[GIVEN PROBLEM] Restate the records below word for word, and omit the images they hold.

[RECORDS SHOWN]
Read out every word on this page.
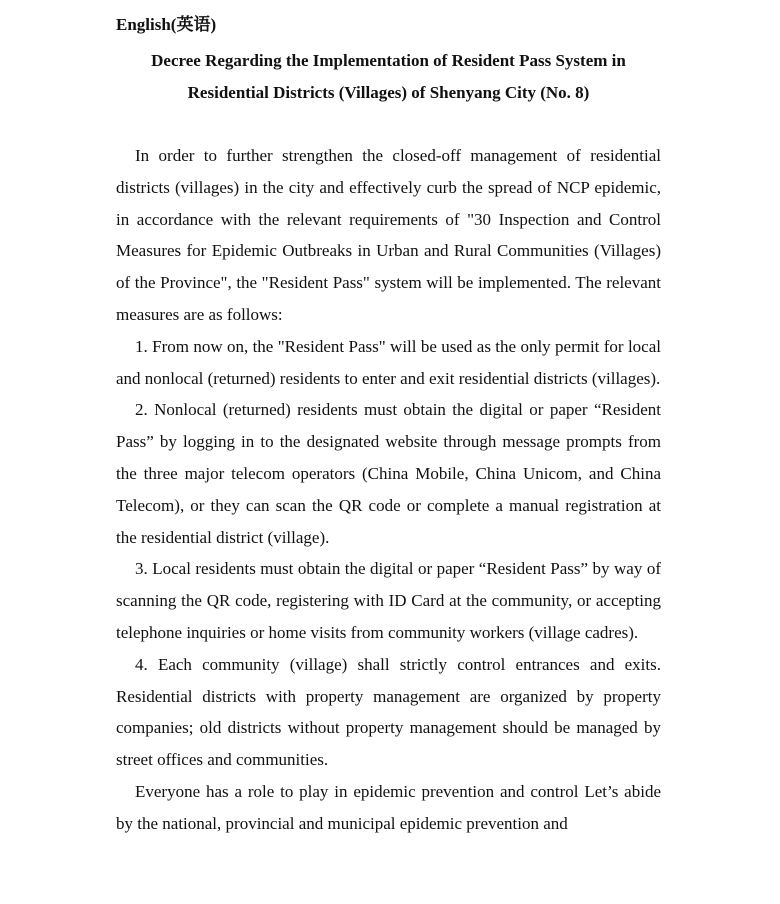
English(英语)
Decree Regarding the Implementation of Resident Pass System in Residential Districts (Villages) of Shenyang City (No. 8)

In order to further strengthen the closed-off management of residential districts (villages) in the city and effectively curb the spread of NCP epidemic, in accordance with the relevant requirements of "30 Inspection and Control Measures for Epidemic Outbreaks in Urban and Rural Communities (Villages) of the Province", the "Resident Pass" system will be implemented. The relevant measures are as follows:

1. From now on, the "Resident Pass" will be used as the only permit for local and nonlocal (returned) residents to enter and exit residential districts (villages).

2. Nonlocal (returned) residents must obtain the digital or paper “Resident Pass” by logging in to the designated website through message prompts from the three major telecom operators (China Mobile, China Unicom, and China Telecom), or they can scan the QR code or complete a manual registration at the residential district (village).

3. Local residents must obtain the digital or paper “Resident Pass” by way of scanning the QR code, registering with ID Card at the community, or accepting telephone inquiries or home visits from community workers (village cadres).

4. Each community (village) shall strictly control entrances and exits. Residential districts with property management are organized by property companies; old districts without property management should be managed by street offices and communities.

Everyone has a role to play in epidemic prevention and control Let’s abide by the national, provincial and municipal epidemic prevention and
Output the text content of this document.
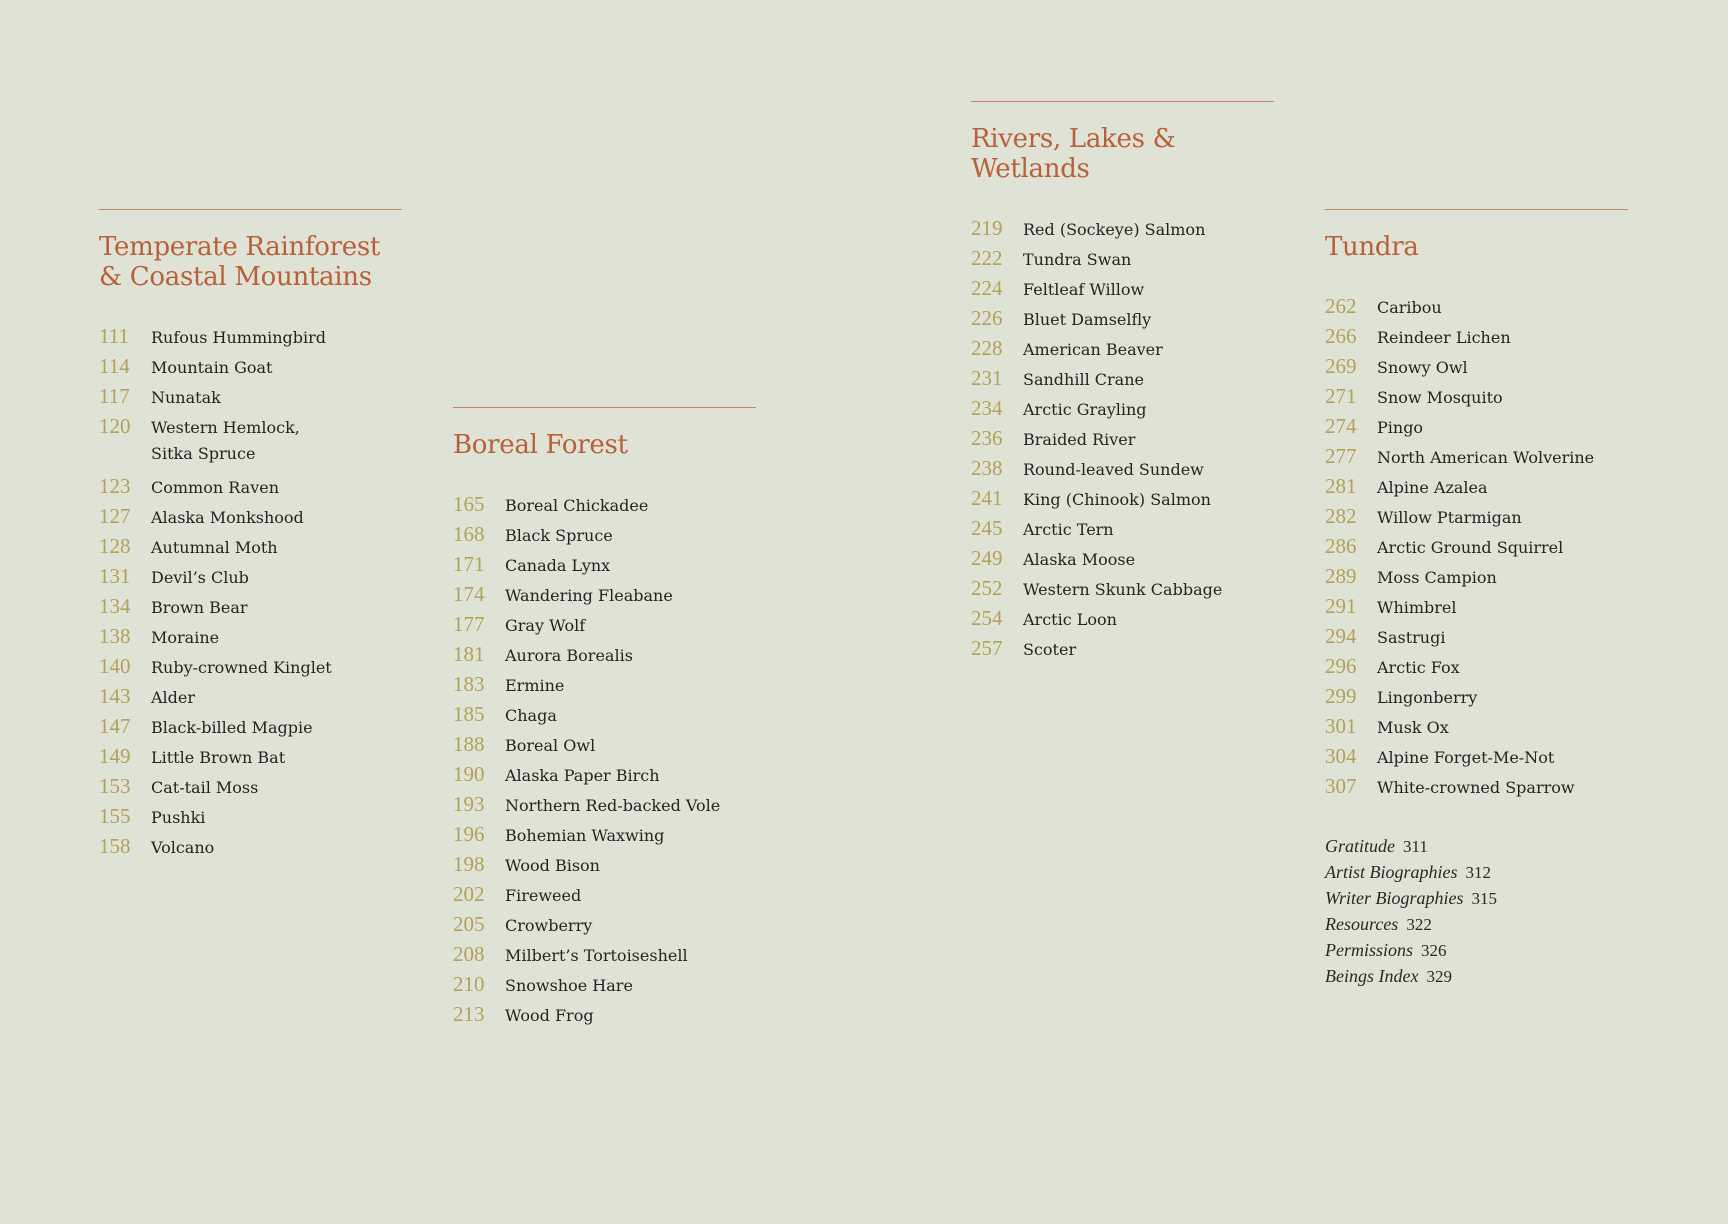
Temperate Rainforest
& Coastal Mountains
111	Rufous Hummingbird
114	Mountain Goat
117	Nunatak
120	Western Hemlock,
Sitka Spruce
123	Common Raven
127	Alaska Monkshood
128	Autumnal Moth
131	Devil’s Club
134	Brown Bear
138	Moraine
140	Ruby-crowned Kinglet
143	Alder
147	Black-billed Magpie
149	Little Brown Bat
153	Cat-tail Moss
155	Pushki
158	Volcano
Boreal Forest
165	Boreal Chickadee
168	Black Spruce
171	Canada Lynx
174	Wandering Fleabane
177	Gray Wolf
181	Aurora Borealis
183	Ermine
185	Chaga
188	Boreal Owl
190	Alaska Paper Birch
193	Northern Red-backed Vole
196	Bohemian Waxwing
198	Wood Bison
202	Fireweed
205	Crowberry
208	Milbert’s Tortoiseshell
210	Snowshoe Hare
213	Wood Frog
Rivers, Lakes &
Wetlands
219	Red (Sockeye) Salmon
222	Tundra Swan
224	Feltleaf Willow
226	Bluet Damselfly
228	American Beaver
231	Sandhill Crane
234	Arctic Grayling
236	Braided River
238	Round-leaved Sundew
241	King (Chinook) Salmon
245	Arctic Tern
249	Alaska Moose
252	Western Skunk Cabbage
254	Arctic Loon
257	Scoter
Tundra
262	Caribou
266	Reindeer Lichen
269	Snowy Owl
271	Snow Mosquito
274	Pingo
277	North American Wolverine
281	Alpine Azalea
282	Willow Ptarmigan
286	Arctic Ground Squirrel
289	Moss Campion
291	Whimbrel
294	Sastrugi
296	Arctic Fox
299	Lingonberry
301	Musk Ox
304	Alpine Forget-Me-Not
307	White-crowned Sparrow
Gratitude 311
Artist Biographies 312
Writer Biographies 315
Resources 322
Permissions 326
Beings Index 329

[THE ANSWER]
Read out every word on this page.
English(英语)
Decree Regarding the Implementation of Resident Pass System in Residential Districts (Villages) of Shenyang City (No. 8)

In order to further strengthen the closed-off management of residential districts (villages) in the city and effectively curb the spread of NCP epidemic, in accordance with the relevant requirements of "30 Inspection and Control Measures for Epidemic Outbreaks in Urban and Rural Communities (Villages) of the Province", the "Resident Pass" system will be implemented. The relevant measures are as follows:

1. From now on, the "Resident Pass" will be used as the only permit for local and nonlocal (returned) residents to enter and exit residential districts (villages).

2. Nonlocal (returned) residents must obtain the digital or paper “Resident Pass” by logging in to the designated website through message prompts from the three major telecom operators (China Mobile, China Unicom, and China Telecom), or they can scan the QR code or complete a manual registration at the residential district (village).

3. Local residents must obtain the digital or paper “Resident Pass” by way of scanning the QR code, registering with ID Card at the community, or accepting telephone inquiries or home visits from community workers (village cadres).

4. Each community (village) shall strictly control entrances and exits. Residential districts with property management are organized by property companies; old districts without property management should be managed by street offices and communities.

Everyone has a role to play in epidemic prevention and control Let’s abide by the national, provincial and municipal epidemic prevention and
Output the text content of this document.
Temperate Rainforest
& Coastal Mountains
111	Rufous Hummingbird
114	Mountain Goat
117	Nunatak
120	Western Hemlock,
Sitka Spruce
123	Common Raven
127	Alaska Monkshood
128	Autumnal Moth
131	Devil’s Club
134	Brown Bear
138	Moraine
140	Ruby-crowned Kinglet
143	Alder
147	Black-billed Magpie
149	Little Brown Bat
153	Cat-tail Moss
155	Pushki
158	Volcano
Boreal Forest
165	Boreal Chickadee
168	Black Spruce
171	Canada Lynx
174	Wandering Fleabane
177	Gray Wolf
181	Aurora Borealis
183	Ermine
185	Chaga
188	Boreal Owl
190	Alaska Paper Birch
193	Northern Red-backed Vole
196	Bohemian Waxwing
198	Wood Bison
202	Fireweed
205	Crowberry
208	Milbert’s Tortoiseshell
210	Snowshoe Hare
213	Wood Frog
Rivers, Lakes &
Wetlands
219	Red (Sockeye) Salmon
222	Tundra Swan
224	Feltleaf Willow
226	Bluet Damselfly
228	American Beaver
231	Sandhill Crane
234	Arctic Grayling
236	Braided River
238	Round-leaved Sundew
241	King (Chinook) Salmon
245	Arctic Tern
249	Alaska Moose
252	Western Skunk Cabbage
254	Arctic Loon
257	Scoter
Tundra
262	Caribou
266	Reindeer Lichen
269	Snowy Owl
271	Snow Mosquito
274	Pingo
277	North American Wolverine
281	Alpine Azalea
282	Willow Ptarmigan
286	Arctic Ground Squirrel
289	Moss Campion
291	Whimbrel
294	Sastrugi
296	Arctic Fox
299	Lingonberry
301	Musk Ox
304	Alpine Forget-Me-Not
307	White-crowned Sparrow
Gratitude 311
Artist Biographies 312
Writer Biographies 315
Resources 322
Permissions 326
Beings Index 329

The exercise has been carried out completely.